— start EXTRACTED RECORDS —

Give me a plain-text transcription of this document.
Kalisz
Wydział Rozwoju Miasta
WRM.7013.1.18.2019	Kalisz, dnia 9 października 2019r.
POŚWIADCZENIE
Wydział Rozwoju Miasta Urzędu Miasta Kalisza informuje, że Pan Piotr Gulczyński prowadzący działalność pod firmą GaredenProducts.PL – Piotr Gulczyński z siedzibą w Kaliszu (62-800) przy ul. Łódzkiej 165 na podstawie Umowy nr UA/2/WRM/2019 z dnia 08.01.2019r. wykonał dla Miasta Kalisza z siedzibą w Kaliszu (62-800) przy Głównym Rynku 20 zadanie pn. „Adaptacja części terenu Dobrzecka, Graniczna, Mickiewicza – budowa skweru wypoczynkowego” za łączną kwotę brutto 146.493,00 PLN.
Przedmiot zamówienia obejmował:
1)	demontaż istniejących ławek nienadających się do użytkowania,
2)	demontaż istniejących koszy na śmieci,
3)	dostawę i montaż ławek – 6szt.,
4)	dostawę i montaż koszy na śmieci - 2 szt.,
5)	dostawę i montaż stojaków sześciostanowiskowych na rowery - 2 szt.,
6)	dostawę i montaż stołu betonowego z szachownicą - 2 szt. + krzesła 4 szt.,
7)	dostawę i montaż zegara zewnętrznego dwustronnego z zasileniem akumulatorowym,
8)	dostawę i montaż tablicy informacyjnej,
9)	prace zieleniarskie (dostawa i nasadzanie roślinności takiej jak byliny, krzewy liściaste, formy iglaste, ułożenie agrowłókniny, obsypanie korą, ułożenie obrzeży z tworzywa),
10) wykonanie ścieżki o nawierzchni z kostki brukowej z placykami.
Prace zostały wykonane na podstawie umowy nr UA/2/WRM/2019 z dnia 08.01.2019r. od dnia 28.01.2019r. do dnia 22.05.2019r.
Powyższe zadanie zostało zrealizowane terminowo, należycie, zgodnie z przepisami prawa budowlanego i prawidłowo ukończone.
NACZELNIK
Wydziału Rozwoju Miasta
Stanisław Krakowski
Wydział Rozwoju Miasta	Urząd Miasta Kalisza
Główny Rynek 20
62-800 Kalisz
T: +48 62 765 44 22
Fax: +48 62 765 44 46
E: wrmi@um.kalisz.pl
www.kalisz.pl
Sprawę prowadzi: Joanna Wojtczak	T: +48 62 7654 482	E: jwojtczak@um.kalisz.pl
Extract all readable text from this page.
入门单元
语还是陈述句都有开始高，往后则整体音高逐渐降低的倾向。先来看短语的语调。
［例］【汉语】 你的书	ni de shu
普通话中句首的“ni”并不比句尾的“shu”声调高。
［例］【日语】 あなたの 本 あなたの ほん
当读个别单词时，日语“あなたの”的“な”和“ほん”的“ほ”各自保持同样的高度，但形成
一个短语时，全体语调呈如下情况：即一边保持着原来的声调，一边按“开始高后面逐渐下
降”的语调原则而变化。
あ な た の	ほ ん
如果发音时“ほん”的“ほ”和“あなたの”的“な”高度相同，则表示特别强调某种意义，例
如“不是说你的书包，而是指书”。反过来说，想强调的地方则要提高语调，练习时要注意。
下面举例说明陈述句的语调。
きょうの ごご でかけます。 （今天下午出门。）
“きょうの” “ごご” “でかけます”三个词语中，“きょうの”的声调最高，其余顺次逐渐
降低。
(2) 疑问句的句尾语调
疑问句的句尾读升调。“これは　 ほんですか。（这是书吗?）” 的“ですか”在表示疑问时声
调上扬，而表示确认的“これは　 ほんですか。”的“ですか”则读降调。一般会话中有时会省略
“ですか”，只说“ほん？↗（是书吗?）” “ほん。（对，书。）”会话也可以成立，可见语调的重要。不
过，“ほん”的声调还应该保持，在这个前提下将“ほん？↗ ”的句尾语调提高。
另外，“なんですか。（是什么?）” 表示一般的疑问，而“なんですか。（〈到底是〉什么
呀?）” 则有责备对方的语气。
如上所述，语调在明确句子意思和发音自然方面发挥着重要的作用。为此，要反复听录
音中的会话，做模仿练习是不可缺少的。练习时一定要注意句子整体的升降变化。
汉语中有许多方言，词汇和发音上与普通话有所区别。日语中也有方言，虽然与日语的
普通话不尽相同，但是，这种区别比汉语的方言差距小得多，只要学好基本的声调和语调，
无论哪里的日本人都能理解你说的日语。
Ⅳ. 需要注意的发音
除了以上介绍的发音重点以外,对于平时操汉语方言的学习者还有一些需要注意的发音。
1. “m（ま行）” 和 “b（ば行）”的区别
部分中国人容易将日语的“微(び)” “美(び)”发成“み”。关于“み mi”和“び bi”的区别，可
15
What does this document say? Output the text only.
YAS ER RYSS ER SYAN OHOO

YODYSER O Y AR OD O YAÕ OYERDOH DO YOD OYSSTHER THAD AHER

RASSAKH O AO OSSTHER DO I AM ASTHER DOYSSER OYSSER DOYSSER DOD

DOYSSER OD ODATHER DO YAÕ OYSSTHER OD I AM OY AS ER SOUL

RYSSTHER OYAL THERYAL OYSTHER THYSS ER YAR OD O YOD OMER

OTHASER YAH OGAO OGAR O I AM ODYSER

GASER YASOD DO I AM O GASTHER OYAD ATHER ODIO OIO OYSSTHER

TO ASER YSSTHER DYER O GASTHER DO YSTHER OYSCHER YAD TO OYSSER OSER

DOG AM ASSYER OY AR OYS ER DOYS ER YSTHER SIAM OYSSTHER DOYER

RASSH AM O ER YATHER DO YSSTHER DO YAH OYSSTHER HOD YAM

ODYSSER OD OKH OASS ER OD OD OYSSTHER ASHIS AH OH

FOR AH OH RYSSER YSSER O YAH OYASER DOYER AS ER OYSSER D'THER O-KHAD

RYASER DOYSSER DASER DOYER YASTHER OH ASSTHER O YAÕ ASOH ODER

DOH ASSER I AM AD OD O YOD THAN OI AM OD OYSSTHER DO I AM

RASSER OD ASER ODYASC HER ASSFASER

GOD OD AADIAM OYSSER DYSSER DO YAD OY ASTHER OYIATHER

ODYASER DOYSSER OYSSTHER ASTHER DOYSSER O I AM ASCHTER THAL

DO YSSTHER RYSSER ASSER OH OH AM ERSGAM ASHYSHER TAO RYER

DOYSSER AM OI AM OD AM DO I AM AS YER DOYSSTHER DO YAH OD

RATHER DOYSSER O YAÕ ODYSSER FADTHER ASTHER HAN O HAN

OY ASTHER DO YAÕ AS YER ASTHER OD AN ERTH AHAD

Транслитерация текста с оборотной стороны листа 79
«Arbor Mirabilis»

— end EXTRACTED RECORDS —

[WHAT TO WORK ON] In the records above, locate the line that contains "What does this". Repeat it and every line after it, exactly, and nothing else.

[SOLUTION TO THE PROBLEM]
What does this document say? Output the text only.
YAS ER RYSS ER SYAN OHOO

YODYSER O Y AR OD O YAÕ OYERDOH DO YOD OYSSTHER THAD AHER

RASSAKH O AO OSSTHER DO I AM ASTHER DOYSSER OYSSER DOYSSER DOD

DOYSSER OD ODATHER DO YAÕ OYSSTHER OD I AM OY AS ER SOUL

RYSSTHER OYAL THERYAL OYSTHER THYSS ER YAR OD O YOD OMER

OTHASER YAH OGAO OGAR O I AM ODYSER

GASER YASOD DO I AM O GASTHER OYAD ATHER ODIO OIO OYSSTHER

TO ASER YSSTHER DYER O GASTHER DO YSTHER OYSCHER YAD TO OYSSER OSER

DOG AM ASSYER OY AR OYS ER DOYS ER YSTHER SIAM OYSSTHER DOYER

RASSH AM O ER YATHER DO YSSTHER DO YAH OYSSTHER HOD YAM

ODYSSER OD OKH OASS ER OD OD OYSSTHER ASHIS AH OH

FOR AH OH RYSSER YSSER O YAH OYASER DOYER AS ER OYSSER D'THER O-KHAD

RYASER DOYSSER DASER DOYER YASTHER OH ASSTHER O YAÕ ASOH ODER

DOH ASSER I AM AD OD O YOD THAN OI AM OD OYSSTHER DO I AM

RASSER OD ASER ODYASC HER ASSFASER

GOD OD AADIAM OYSSER DYSSER DO YAD OY ASTHER OYIATHER

ODYASER DOYSSER OYSSTHER ASTHER DOYSSER O I AM ASCHTER THAL

DO YSSTHER RYSSER ASSER OH OH AM ERSGAM ASHYSHER TAO RYER

DOYSSER AM OI AM OD AM DO I AM AS YER DOYSSTHER DO YAH OD

RATHER DOYSSER O YAÕ ODYSSER FADTHER ASTHER HAN O HAN

OY ASTHER DO YAÕ AS YER ASTHER OD AN ERTH AHAD

Транслитерация текста с оборотной стороны листа 79
«Arbor Mirabilis»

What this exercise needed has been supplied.